Action item:
Where does the string "their" appear in the records? Copy each line that holds it.

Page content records
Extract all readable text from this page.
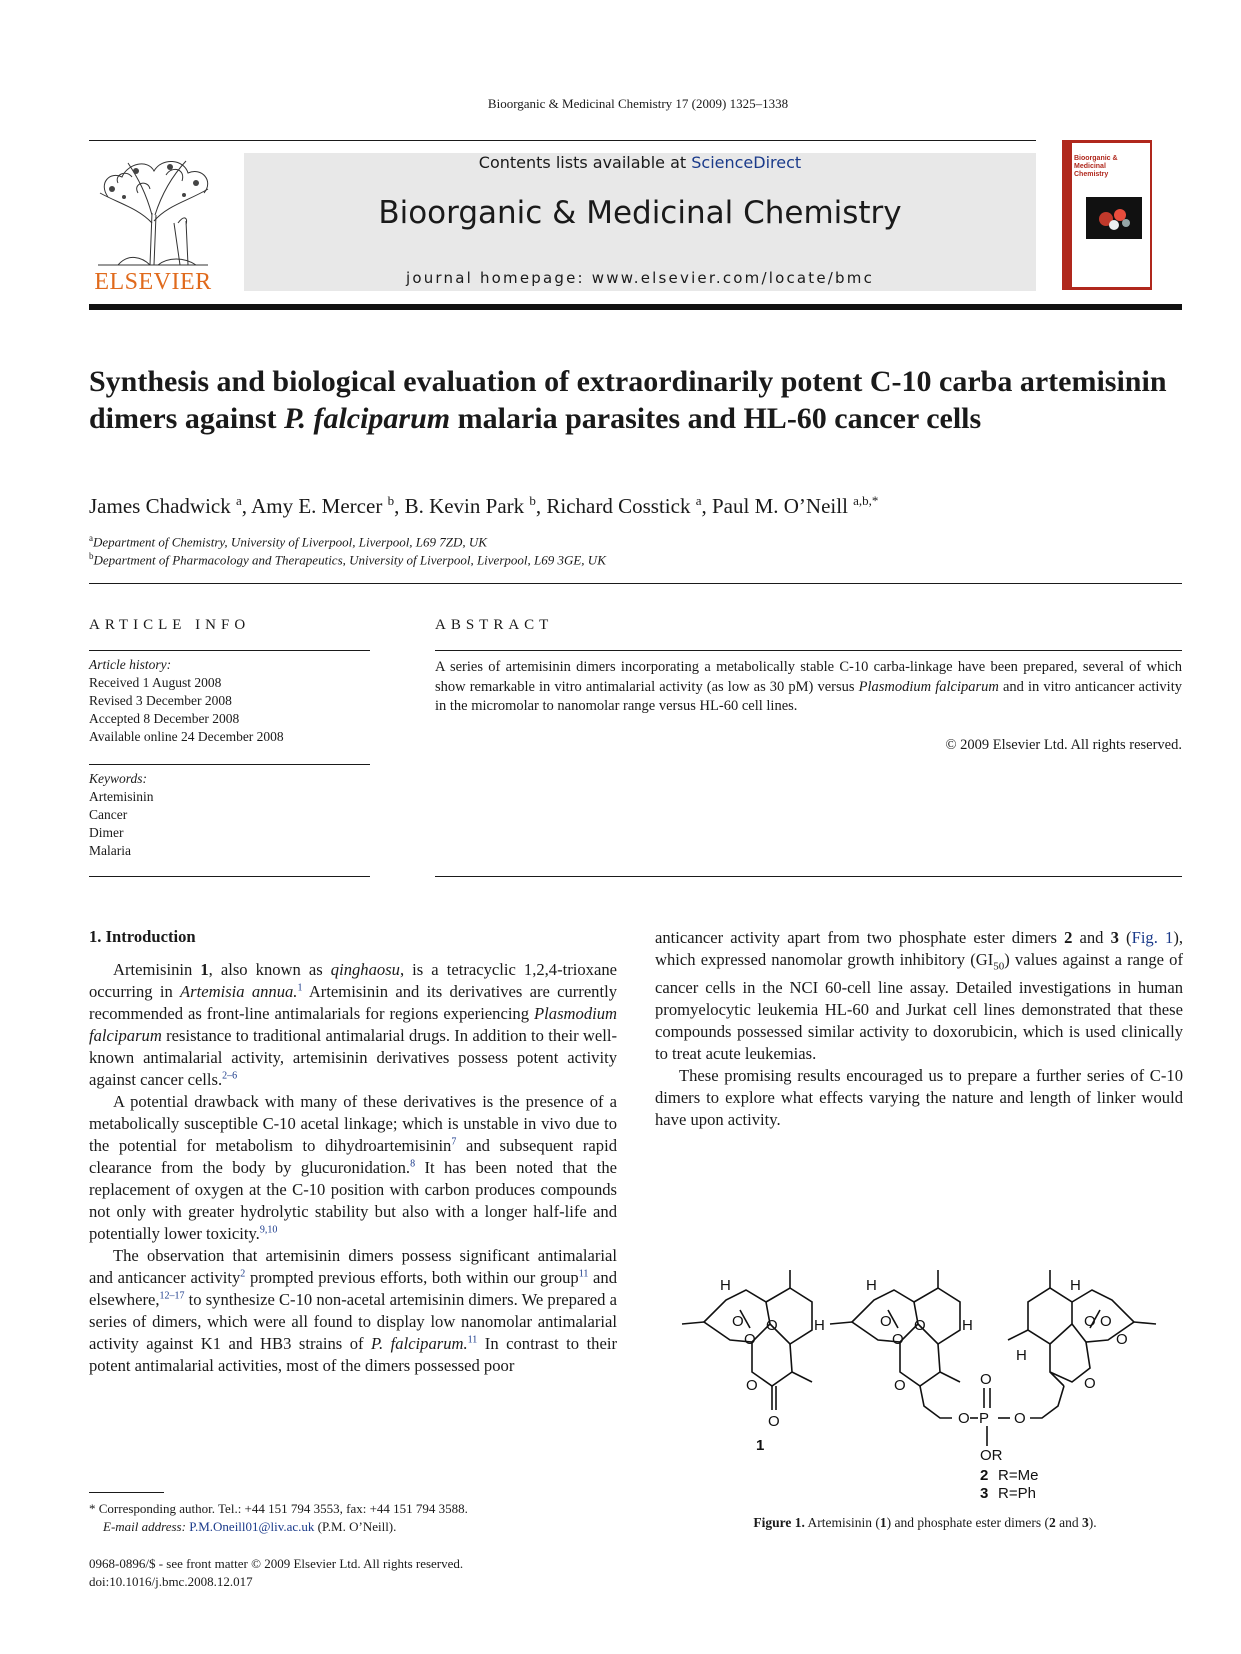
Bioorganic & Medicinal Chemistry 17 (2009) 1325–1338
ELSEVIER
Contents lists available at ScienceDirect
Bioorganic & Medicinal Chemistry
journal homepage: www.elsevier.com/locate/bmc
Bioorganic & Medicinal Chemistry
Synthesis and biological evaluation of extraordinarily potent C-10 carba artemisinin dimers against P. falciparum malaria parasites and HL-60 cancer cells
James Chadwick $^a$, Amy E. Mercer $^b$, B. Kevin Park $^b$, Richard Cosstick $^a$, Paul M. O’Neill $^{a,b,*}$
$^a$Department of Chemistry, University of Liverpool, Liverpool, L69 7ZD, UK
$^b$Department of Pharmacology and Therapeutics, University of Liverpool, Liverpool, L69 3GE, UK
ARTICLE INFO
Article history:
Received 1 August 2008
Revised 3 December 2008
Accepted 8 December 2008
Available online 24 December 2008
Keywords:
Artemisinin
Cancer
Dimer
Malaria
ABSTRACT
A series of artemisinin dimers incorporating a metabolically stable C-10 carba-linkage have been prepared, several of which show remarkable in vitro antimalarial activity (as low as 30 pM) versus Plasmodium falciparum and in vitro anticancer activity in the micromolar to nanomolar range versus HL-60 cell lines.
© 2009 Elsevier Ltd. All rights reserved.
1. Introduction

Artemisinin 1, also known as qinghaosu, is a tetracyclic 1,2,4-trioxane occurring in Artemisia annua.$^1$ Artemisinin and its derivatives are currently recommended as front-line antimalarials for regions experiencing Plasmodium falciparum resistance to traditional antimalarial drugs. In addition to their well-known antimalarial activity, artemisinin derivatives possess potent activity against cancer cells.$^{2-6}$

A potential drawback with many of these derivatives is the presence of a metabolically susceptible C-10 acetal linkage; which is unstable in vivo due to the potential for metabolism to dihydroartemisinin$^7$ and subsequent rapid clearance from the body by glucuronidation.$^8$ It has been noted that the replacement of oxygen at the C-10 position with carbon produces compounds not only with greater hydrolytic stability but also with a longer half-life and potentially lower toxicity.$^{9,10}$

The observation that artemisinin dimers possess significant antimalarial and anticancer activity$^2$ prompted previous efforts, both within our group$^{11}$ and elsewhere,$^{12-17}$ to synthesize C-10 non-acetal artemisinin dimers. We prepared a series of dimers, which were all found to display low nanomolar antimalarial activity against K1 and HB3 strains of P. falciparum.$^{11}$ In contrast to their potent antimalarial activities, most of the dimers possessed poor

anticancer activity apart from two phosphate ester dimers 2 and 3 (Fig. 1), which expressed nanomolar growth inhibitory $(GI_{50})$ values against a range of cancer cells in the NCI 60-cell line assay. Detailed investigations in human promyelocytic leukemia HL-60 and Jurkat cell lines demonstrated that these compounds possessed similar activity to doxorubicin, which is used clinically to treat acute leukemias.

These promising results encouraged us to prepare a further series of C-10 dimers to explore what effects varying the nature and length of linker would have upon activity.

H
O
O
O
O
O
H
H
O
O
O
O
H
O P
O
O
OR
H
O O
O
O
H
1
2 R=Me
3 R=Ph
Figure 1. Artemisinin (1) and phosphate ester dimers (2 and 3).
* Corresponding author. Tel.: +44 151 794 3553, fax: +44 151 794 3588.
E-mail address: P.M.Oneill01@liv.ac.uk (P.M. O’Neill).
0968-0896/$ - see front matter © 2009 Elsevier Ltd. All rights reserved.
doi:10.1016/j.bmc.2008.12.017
==
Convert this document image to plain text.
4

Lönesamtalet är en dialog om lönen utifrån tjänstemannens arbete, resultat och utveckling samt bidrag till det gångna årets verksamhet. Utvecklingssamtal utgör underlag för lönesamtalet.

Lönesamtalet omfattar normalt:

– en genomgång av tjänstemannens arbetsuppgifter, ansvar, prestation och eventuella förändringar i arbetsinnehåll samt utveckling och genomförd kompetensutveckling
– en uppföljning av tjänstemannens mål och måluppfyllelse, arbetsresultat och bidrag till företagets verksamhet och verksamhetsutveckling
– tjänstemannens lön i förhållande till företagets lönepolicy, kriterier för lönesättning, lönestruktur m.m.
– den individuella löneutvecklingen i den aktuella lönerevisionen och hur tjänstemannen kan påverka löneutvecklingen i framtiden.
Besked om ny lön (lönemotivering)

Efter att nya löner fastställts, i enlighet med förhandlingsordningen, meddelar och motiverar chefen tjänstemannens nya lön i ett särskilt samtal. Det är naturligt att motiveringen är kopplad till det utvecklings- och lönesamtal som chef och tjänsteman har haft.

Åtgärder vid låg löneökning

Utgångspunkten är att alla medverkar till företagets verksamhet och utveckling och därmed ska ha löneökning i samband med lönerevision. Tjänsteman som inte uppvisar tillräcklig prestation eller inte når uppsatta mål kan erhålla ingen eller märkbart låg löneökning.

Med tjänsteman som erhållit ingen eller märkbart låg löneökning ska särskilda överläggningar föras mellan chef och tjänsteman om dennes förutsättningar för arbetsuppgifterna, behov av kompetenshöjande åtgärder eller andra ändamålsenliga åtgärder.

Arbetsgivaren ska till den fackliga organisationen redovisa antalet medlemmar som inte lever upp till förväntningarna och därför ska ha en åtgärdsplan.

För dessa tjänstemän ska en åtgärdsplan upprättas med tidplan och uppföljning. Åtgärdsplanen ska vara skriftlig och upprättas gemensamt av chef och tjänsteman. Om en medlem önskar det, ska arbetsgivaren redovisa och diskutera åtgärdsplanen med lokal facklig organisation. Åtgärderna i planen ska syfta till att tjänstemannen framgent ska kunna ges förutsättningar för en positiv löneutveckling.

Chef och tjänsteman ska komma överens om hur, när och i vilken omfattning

Task output:
Artemisinin 1, also known as qinghaosu, is a tetracyclic 1,2,4-trioxane occurring in Artemisia annua.$^1$ Artemisinin and its derivatives are currently recommended as front-line antimalarials for regions experiencing Plasmodium falciparum resistance to traditional antimalarial drugs. In addition to their well-known antimalarial activity, artemisinin derivatives possess potent activity against cancer cells.$^{2-6}$
The observation that artemisinin dimers possess significant antimalarial and anticancer activity$^2$ prompted previous efforts, both within our group$^{11}$ and elsewhere,$^{12-17}$ to synthesize C-10 non-acetal artemisinin dimers. We prepared a series of dimers, which were all found to display low nanomolar antimalarial activity against K1 and HB3 strains of P. falciparum.$^{11}$ In contrast to their potent antimalarial activities, most of the dimers possessed poor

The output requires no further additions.